-- START OF Listing --
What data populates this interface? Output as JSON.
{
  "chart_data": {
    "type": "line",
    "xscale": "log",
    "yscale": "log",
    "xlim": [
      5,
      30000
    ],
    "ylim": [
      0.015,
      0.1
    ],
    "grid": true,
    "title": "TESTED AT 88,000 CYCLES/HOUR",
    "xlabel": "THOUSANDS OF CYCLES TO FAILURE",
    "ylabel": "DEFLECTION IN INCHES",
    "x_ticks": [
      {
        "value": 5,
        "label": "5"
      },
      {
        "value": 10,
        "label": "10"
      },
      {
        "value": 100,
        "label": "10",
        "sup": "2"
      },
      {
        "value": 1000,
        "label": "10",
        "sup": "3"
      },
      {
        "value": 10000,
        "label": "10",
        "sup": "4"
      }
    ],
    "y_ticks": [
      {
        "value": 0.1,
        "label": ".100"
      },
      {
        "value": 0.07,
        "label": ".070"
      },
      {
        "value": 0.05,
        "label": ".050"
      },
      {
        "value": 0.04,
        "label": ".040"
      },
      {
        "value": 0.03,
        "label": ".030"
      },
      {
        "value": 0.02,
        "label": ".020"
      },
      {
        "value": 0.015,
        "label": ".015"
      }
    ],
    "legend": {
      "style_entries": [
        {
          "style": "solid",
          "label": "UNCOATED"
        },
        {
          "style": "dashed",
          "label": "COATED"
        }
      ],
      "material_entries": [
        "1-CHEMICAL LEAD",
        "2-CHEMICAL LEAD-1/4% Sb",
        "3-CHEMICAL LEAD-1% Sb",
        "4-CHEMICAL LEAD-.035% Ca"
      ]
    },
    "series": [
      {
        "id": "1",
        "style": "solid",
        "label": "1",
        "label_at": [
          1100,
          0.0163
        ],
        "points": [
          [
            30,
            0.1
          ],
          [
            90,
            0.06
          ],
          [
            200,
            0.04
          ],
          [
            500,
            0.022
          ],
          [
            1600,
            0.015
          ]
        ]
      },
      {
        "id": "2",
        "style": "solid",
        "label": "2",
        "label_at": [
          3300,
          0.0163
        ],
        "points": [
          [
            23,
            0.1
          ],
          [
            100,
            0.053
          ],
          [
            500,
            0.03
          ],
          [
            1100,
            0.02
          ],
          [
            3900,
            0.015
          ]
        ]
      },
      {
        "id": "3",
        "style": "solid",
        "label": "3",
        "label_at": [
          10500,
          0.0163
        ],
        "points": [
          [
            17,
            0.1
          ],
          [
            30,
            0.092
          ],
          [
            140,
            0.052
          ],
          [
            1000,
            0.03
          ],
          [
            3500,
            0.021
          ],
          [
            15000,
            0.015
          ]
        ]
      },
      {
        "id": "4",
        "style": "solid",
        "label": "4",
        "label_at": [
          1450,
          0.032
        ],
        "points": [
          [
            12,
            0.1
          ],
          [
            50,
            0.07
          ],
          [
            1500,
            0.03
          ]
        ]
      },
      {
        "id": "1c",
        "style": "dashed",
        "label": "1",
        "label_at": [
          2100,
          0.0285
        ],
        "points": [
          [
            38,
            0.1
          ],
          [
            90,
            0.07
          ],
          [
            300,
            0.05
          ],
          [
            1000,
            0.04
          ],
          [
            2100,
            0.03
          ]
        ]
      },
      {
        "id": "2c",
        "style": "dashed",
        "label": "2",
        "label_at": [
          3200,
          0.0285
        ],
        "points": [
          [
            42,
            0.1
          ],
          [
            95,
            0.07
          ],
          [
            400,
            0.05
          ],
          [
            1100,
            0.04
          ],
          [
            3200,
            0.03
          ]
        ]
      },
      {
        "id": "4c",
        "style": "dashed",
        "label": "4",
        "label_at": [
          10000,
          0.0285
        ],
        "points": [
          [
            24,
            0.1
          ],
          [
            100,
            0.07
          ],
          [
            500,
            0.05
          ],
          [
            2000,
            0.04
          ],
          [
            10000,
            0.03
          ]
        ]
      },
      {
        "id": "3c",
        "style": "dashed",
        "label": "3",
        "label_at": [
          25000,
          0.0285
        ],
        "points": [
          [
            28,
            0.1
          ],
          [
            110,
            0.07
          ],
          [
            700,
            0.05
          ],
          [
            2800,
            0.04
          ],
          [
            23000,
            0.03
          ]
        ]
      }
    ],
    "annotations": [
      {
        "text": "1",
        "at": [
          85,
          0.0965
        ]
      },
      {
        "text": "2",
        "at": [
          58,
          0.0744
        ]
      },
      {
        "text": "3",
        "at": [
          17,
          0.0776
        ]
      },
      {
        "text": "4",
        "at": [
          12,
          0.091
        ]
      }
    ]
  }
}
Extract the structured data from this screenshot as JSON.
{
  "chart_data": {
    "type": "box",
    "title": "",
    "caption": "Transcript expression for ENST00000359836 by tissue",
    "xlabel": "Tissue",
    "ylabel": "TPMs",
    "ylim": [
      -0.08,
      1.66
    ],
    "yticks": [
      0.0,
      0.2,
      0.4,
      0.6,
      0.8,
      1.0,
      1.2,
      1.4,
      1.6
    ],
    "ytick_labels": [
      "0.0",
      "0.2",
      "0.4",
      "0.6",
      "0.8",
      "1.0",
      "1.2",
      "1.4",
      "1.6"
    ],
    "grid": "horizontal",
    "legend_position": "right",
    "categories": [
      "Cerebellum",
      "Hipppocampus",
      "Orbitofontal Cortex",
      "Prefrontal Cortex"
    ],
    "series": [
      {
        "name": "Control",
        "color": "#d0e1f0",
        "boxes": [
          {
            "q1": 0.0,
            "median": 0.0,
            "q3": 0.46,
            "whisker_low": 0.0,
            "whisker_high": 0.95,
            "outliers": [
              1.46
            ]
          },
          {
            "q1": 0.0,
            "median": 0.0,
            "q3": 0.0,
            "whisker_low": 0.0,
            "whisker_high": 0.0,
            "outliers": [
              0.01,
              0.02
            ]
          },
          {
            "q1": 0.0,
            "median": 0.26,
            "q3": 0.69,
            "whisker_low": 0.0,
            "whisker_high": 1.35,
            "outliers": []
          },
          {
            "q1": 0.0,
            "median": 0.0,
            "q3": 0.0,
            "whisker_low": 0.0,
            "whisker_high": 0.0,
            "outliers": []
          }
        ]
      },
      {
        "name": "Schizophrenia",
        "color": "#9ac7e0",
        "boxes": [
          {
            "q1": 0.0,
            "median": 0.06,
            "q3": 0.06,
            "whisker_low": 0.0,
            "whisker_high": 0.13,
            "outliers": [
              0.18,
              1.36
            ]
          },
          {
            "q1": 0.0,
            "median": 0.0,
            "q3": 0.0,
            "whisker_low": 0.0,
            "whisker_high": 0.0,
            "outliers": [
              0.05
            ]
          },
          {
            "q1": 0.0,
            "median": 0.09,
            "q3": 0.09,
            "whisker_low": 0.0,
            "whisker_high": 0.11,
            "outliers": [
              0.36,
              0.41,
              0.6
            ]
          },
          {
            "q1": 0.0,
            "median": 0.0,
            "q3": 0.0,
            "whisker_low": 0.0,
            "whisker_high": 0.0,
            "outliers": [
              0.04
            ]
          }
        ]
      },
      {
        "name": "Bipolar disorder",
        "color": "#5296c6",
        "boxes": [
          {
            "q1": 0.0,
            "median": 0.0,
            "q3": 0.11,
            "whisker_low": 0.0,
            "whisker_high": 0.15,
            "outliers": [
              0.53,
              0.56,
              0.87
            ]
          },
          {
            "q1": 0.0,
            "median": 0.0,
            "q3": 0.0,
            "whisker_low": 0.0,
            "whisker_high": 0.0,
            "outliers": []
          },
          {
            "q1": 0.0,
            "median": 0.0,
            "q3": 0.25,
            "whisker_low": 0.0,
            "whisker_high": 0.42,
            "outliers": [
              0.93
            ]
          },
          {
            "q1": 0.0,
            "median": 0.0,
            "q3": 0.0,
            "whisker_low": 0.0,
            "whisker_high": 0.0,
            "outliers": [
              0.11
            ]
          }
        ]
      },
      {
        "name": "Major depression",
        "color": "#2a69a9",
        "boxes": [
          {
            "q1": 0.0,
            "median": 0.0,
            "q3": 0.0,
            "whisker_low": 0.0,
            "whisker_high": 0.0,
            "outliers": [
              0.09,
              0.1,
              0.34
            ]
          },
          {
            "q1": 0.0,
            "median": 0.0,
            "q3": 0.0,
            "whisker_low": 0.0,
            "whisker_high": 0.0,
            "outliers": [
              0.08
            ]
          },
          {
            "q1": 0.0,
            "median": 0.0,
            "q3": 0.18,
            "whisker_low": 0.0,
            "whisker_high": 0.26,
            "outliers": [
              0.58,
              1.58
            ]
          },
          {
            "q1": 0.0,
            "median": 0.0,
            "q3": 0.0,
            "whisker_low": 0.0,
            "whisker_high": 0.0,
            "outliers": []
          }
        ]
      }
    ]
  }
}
-- END OF Listing --
Find the lines with the string "ylabel" and reproduce them.

▶ **Written answer**:
    "ylabel": "DEFLECTION IN INCHES",
    "ylabel": "TPMs",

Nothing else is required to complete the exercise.